**Problem to solve**
Each line containing the word "пользователь" must be reported.
..........
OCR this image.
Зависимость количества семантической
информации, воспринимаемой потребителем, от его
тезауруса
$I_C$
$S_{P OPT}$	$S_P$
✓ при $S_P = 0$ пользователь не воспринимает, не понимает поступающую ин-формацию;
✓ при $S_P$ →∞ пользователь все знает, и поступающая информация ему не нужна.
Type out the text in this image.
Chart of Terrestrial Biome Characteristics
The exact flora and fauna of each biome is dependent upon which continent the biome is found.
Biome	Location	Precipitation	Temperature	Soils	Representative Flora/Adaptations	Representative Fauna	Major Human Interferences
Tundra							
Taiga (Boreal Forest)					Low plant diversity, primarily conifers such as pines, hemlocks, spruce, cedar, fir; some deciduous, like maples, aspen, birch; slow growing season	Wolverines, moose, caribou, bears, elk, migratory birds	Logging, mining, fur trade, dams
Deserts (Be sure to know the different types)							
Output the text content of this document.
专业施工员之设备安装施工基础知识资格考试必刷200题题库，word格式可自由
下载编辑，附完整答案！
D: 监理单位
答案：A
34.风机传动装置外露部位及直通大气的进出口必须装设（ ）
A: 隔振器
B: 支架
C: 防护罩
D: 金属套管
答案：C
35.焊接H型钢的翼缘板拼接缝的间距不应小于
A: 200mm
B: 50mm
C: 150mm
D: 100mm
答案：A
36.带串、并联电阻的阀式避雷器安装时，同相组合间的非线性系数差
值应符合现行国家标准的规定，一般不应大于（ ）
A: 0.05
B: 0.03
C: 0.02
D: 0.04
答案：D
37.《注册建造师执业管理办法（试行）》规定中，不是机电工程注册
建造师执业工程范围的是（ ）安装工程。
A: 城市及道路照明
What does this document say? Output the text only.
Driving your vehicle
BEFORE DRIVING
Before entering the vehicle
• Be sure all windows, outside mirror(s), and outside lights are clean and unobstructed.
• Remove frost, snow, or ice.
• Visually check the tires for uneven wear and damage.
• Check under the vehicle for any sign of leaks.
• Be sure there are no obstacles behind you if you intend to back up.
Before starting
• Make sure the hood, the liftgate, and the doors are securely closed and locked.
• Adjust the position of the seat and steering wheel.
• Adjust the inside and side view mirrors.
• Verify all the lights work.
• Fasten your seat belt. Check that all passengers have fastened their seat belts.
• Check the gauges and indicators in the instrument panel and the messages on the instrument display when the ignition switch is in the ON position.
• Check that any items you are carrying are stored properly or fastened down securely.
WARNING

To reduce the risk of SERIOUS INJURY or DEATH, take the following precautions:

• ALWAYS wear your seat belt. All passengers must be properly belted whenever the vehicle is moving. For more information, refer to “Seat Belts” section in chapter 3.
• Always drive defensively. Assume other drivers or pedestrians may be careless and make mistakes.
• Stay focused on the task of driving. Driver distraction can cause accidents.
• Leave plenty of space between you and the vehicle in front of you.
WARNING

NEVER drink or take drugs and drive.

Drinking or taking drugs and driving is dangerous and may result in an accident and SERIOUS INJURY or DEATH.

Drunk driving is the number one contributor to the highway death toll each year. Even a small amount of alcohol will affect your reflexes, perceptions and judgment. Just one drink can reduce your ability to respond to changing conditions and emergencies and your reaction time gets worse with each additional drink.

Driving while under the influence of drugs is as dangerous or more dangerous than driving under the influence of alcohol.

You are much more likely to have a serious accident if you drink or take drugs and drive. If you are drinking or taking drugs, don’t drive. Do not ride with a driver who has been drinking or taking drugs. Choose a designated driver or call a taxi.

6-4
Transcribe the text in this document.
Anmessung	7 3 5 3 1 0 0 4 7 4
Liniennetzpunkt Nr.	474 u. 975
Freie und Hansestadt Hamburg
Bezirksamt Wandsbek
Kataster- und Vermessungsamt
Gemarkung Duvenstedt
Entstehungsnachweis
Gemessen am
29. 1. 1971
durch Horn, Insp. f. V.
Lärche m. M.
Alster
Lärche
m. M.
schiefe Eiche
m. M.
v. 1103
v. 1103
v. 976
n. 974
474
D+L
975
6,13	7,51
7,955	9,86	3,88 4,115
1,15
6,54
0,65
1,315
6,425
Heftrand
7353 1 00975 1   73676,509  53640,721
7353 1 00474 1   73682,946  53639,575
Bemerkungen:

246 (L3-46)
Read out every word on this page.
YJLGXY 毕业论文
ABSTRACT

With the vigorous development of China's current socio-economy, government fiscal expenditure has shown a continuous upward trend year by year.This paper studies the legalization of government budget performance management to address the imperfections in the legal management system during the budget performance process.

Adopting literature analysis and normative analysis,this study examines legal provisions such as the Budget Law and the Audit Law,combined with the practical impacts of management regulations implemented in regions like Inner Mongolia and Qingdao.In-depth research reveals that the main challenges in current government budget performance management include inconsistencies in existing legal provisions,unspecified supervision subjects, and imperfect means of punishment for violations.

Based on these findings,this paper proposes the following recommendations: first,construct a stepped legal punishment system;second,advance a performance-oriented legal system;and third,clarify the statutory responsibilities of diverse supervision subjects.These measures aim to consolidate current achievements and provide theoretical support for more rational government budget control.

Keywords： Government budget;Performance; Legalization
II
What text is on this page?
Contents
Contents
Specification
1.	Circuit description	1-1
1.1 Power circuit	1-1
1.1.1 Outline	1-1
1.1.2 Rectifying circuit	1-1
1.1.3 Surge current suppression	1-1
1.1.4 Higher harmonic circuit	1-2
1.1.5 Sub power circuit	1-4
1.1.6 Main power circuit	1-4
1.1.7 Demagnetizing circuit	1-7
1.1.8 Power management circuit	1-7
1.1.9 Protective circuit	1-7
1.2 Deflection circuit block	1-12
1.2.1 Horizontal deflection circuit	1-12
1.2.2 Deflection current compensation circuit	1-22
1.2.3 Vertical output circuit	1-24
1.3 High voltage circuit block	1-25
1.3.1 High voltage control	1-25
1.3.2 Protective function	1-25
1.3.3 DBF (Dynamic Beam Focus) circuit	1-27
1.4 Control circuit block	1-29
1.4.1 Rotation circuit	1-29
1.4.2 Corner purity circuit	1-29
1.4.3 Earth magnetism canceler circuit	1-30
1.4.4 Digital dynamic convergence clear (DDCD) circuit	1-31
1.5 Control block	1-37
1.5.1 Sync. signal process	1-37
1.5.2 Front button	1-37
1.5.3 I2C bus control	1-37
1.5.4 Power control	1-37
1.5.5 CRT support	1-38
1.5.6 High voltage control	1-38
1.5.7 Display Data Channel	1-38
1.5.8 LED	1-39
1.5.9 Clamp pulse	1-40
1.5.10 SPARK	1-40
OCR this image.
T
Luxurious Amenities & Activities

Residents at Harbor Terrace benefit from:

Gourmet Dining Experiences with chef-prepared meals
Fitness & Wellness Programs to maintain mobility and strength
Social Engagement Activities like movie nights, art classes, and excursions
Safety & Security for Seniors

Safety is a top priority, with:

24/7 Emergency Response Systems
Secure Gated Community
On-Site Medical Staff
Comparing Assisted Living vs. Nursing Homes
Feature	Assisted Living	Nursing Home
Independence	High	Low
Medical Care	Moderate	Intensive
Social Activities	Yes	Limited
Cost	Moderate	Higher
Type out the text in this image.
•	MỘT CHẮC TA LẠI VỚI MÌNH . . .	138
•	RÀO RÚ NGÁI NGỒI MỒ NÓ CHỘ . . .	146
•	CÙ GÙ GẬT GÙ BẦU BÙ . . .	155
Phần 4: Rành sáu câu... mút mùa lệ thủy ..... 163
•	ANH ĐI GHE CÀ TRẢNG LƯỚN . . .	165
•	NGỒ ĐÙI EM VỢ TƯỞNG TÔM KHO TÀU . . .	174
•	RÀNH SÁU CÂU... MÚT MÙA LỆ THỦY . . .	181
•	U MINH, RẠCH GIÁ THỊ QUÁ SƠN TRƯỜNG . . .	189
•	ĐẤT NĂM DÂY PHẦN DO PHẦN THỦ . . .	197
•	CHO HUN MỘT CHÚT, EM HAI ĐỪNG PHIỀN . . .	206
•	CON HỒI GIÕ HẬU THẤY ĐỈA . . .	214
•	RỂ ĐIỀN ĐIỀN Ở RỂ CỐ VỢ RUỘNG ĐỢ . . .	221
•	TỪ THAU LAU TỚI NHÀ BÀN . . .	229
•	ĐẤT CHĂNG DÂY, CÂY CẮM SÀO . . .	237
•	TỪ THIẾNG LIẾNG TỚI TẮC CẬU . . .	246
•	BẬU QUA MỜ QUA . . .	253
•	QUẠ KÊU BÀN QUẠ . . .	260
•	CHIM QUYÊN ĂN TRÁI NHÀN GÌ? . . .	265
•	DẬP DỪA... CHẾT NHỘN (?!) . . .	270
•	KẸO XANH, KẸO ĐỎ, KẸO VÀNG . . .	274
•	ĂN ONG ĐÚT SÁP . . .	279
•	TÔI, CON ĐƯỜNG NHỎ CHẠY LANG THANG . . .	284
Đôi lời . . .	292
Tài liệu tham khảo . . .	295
..........
**Solution for this problem**
✓ при $S_P = 0$ пользователь не воспринимает, не понимает поступающую ин-формацию;
✓ при $S_P$ →∞ пользователь все знает, и поступающая информация ему не нужна.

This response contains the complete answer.